* **WRITTEN EXERCISE**: Write out the items as a numbered list, from the first line through the line that contains "panel: warehouses [376, 795, 650, 892]", with both ends included and no blank lines.

* **EXCERPTED DATA**:
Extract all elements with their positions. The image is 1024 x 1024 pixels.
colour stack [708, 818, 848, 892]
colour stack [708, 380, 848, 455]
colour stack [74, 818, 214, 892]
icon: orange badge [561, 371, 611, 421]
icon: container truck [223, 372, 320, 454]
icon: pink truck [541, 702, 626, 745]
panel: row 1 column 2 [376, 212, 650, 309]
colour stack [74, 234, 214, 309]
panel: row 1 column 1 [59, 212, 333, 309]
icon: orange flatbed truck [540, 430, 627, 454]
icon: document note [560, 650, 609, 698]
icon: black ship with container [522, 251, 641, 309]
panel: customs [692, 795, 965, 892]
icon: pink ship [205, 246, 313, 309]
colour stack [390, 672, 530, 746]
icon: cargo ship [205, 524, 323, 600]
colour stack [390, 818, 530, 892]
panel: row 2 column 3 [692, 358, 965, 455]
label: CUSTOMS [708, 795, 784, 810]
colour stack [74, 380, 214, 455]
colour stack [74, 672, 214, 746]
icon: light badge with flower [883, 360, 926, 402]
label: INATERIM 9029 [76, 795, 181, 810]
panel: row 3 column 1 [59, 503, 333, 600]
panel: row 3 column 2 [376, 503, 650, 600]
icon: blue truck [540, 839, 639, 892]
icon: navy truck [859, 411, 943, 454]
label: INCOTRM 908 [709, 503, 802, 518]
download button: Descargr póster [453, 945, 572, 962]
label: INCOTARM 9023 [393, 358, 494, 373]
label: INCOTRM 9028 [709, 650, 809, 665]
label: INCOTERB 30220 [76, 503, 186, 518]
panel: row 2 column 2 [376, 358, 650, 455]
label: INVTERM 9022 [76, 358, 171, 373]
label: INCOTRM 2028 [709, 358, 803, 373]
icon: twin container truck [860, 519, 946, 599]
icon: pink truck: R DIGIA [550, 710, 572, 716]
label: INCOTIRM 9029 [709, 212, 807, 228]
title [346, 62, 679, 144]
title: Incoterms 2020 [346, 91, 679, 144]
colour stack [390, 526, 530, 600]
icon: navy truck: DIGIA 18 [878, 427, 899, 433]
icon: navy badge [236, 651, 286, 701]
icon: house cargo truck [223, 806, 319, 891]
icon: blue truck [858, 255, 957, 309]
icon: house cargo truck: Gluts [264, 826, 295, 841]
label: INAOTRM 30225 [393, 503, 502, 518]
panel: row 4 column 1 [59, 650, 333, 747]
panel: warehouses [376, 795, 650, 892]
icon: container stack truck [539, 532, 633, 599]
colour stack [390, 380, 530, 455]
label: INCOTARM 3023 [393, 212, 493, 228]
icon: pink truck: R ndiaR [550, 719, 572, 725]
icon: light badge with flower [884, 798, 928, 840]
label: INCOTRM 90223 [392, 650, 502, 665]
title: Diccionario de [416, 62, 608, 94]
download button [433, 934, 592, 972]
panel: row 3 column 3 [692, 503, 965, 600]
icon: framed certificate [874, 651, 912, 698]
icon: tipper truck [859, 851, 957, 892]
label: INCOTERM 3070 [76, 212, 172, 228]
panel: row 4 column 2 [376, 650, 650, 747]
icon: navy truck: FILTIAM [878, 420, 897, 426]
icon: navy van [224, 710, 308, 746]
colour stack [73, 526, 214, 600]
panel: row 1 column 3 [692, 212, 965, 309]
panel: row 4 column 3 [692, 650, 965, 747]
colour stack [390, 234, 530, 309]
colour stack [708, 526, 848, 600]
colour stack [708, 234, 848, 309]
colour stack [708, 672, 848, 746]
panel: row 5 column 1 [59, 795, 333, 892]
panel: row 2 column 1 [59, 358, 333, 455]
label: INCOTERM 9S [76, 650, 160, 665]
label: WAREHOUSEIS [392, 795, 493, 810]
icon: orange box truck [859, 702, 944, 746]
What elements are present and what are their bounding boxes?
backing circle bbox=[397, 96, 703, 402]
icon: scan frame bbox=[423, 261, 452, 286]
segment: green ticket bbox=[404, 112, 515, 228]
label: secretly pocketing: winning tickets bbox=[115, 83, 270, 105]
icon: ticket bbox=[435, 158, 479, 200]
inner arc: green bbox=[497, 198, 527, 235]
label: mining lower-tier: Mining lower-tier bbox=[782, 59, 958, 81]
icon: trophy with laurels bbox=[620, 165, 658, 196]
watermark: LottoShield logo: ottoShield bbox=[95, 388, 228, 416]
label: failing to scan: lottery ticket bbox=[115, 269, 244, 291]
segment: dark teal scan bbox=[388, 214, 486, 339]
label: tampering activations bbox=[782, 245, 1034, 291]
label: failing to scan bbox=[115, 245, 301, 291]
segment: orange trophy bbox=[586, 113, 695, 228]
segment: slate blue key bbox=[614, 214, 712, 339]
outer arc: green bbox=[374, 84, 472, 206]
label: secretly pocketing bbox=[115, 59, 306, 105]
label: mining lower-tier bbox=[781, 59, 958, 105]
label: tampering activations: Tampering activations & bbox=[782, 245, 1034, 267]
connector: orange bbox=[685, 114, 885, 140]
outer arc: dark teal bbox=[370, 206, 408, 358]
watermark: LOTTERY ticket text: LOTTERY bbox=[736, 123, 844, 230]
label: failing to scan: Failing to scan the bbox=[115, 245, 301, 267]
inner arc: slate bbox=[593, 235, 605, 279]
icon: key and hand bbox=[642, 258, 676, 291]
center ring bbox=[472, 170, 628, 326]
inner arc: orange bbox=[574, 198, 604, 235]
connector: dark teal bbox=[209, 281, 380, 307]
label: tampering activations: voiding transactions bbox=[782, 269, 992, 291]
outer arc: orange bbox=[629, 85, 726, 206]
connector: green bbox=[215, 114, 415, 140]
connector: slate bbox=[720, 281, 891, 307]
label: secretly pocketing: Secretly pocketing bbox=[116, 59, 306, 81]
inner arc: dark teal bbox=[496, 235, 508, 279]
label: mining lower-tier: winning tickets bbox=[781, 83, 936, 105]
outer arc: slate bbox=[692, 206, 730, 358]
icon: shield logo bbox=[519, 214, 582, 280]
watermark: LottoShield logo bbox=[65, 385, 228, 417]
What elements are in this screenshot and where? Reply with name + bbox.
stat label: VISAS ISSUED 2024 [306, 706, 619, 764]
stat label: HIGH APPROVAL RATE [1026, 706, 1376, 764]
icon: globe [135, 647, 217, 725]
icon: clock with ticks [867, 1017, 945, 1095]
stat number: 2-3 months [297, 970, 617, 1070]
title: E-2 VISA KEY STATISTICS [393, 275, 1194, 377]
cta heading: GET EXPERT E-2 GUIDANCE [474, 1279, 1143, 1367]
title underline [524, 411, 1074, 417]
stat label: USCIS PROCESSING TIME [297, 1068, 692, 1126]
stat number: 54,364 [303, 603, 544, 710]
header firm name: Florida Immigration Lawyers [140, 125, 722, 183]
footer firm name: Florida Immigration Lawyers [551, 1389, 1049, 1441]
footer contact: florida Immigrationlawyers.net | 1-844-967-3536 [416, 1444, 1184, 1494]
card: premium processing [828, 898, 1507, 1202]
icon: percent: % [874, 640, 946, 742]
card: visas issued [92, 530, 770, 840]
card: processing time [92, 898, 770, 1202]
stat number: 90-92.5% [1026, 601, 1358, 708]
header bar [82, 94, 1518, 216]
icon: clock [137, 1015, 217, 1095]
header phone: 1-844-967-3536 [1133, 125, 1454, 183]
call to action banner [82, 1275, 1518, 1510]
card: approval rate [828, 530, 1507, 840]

* **COMPLETED TASK**:
1. Extract all elements with their positions. The image is 1024 x 1024 pixels.
2. colour stack [708, 818, 848, 892]
3. colour stack [708, 380, 848, 455]
4. colour stack [74, 818, 214, 892]
5. icon: orange badge [561, 371, 611, 421]
6. icon: container truck [223, 372, 320, 454]
7. icon: pink truck [541, 702, 626, 745]
8. panel: row 1 column 2 [376, 212, 650, 309]
9. colour stack [74, 234, 214, 309]
10. panel: row 1 column 1 [59, 212, 333, 309]
11. icon: orange flatbed truck [540, 430, 627, 454]
12. icon: document note [560, 650, 609, 698]
13. icon: black ship with container [522, 251, 641, 309]
14. panel: customs [692, 795, 965, 892]
15. icon: pink ship [205, 246, 313, 309]
16. colour stack [390, 672, 530, 746]
17. icon: cargo ship [205, 524, 323, 600]
18. colour stack [390, 818, 530, 892]
19. panel: row 2 column 3 [692, 358, 965, 455]
20. label: CUSTOMS [708, 795, 784, 810]
21. colour stack [74, 380, 214, 455]
22. colour stack [74, 672, 214, 746]
23. icon: light badge with flower [883, 360, 926, 402]
24. label: INATERIM 9029 [76, 795, 181, 810]
25. panel: row 3 column 1 [59, 503, 333, 600]
26. panel: row 3 column 2 [376, 503, 650, 600]
27. icon: blue truck [540, 839, 639, 892]
28. icon: navy truck [859, 411, 943, 454]
29. label: INCOTRM 908 [709, 503, 802, 518]
30. download button: Descargr póster [453, 945, 572, 962]
31. label: INCOTARM 9023 [393, 358, 494, 373]
32. label: INCOTRM 9028 [709, 650, 809, 665]
33. label: INCOTERB 30220 [76, 503, 186, 518]
34. panel: row 2 column 2 [376, 358, 650, 455]
35. label: INVTERM 9022 [76, 358, 171, 373]
36. label: INCOTRM 2028 [709, 358, 803, 373]
37. icon: twin container truck [860, 519, 946, 599]
38. icon: pink truck: R DIGIA [550, 710, 572, 716]
39. label: INCOTIRM 9029 [709, 212, 807, 228]
40. title [346, 62, 679, 144]
41. title: Incoterms 2020 [346, 91, 679, 144]
42. colour stack [390, 526, 530, 600]
43. icon: navy truck: DIGIA 18 [878, 427, 899, 433]
44. icon: navy badge [236, 651, 286, 701]
45. icon: house cargo truck [223, 806, 319, 891]
46. icon: blue truck [858, 255, 957, 309]
47. icon: house cargo truck: Gluts [264, 826, 295, 841]
48. label: INAOTRM 30225 [393, 503, 502, 518]
49. panel: row 4 column 1 [59, 650, 333, 747]
50. panel: warehouses [376, 795, 650, 892]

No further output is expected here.